RECORDS FOR THIS EXERCISE:
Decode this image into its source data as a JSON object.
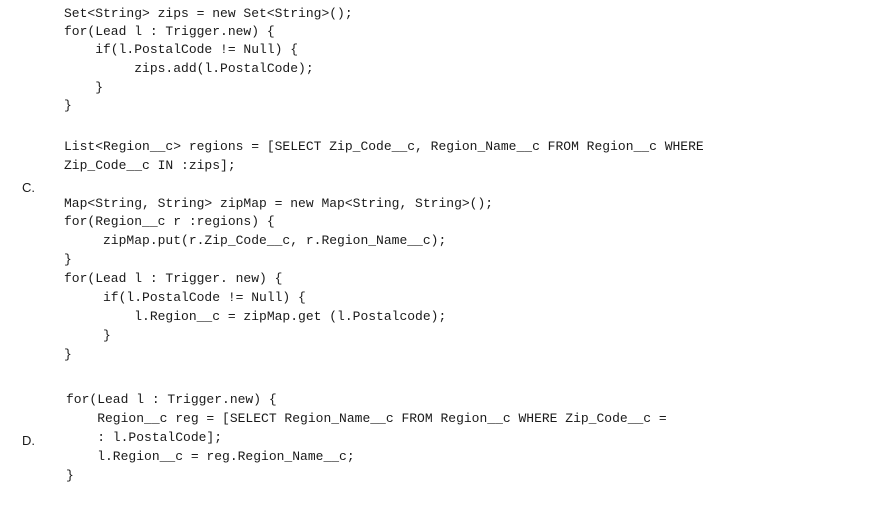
{
  "option_c": {
    "letter": "C.",
    "lines": [
      "Set<String> zips = new Set<String>();",
      "for(Lead l : Trigger.new) {",
      "    if(l.PostalCode != Null) {",
      "         zips.add(l.PostalCode);",
      "    }",
      "}",
      "List<Region__c> regions = [SELECT Zip_Code__c, Region_Name__c FROM Region__c WHERE",
      "Zip_Code__c IN :zips];",
      "Map<String, String> zipMap = new Map<String, String>();",
      "for(Region__c r :regions) {",
      "     zipMap.put(r.Zip_Code__c, r.Region_Name__c);",
      "}",
      "for(Lead l : Trigger. new) {",
      "     if(l.PostalCode != Null) {",
      "         l.Region__c = zipMap.get (l.Postalcode);",
      "     }",
      "}"
    ]
  },
  "option_d": {
    "letter": "D.",
    "lines": [
      "for(Lead l : Trigger.new) {",
      "    Region__c reg = [SELECT Region_Name__c FROM Region__c WHERE Zip_Code__c =",
      "    : l.PostalCode];",
      "    l.Region__c = reg.Region_Name__c;",
      "}"
    ]
  }
}
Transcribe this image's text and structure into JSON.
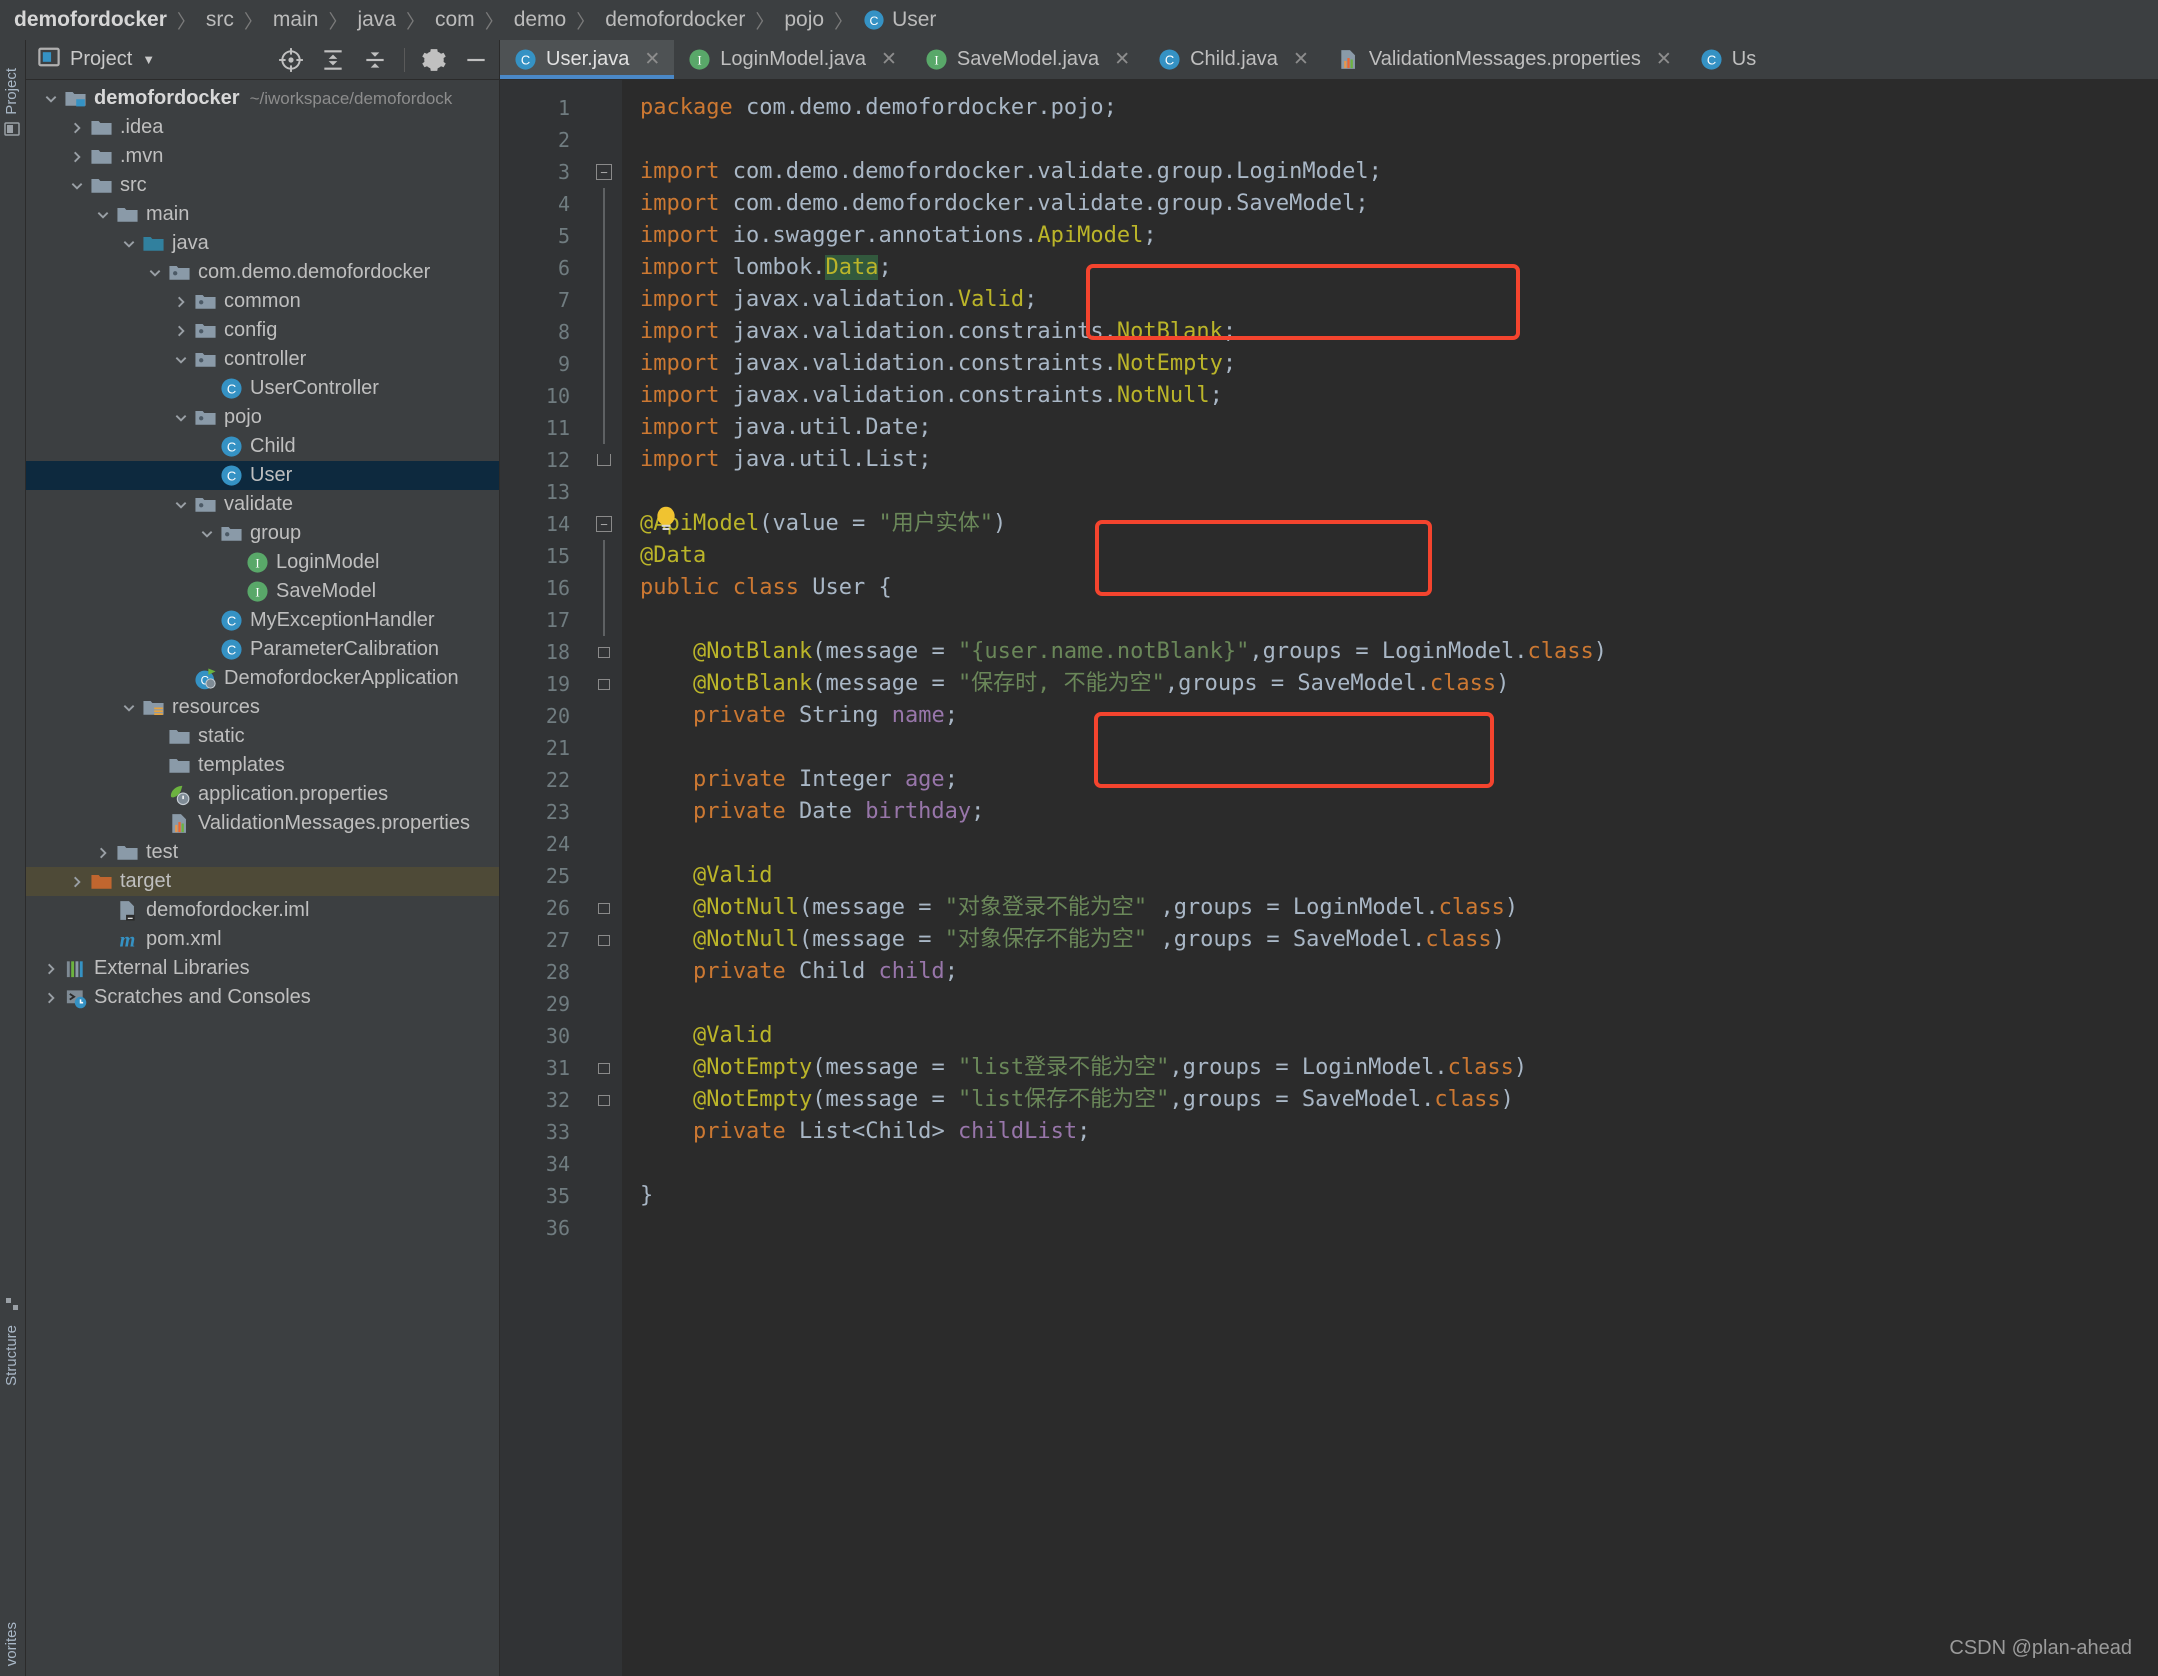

STATED TASK:
Except for the pictures, reproduce every line exactly.

RIGHT ANSWER:
Decode this image into its source data as a JSON object.
{
  "option_c": {
    "letter": "C.",
    "lines": [
      "Set<String> zips = new Set<String>();",
      "for(Lead l : Trigger.new) {",
      "    if(l.PostalCode != Null) {",
      "         zips.add(l.PostalCode);",
      "    }",
      "}",
      "List<Region__c> regions = [SELECT Zip_Code__c, Region_Name__c FROM Region__c WHERE",
      "Zip_Code__c IN :zips];",
      "Map<String, String> zipMap = new Map<String, String>();",
      "for(Region__c r :regions) {",
      "     zipMap.put(r.Zip_Code__c, r.Region_Name__c);",
      "}",
      "for(Lead l : Trigger. new) {",
      "     if(l.PostalCode != Null) {",
      "         l.Region__c = zipMap.get (l.Postalcode);",
      "     }",
      "}"
    ]
  },
  "option_d": {
    "letter": "D.",
    "lines": [
      "for(Lead l : Trigger.new) {",
      "    Region__c reg = [SELECT Region_Name__c FROM Region__c WHERE Zip_Code__c =",
      "    : l.PostalCode];",
      "    l.Region__c = reg.Region_Name__c;",
      "}"
    ]
  }
}
Transcribe this image's text and structure into JSON.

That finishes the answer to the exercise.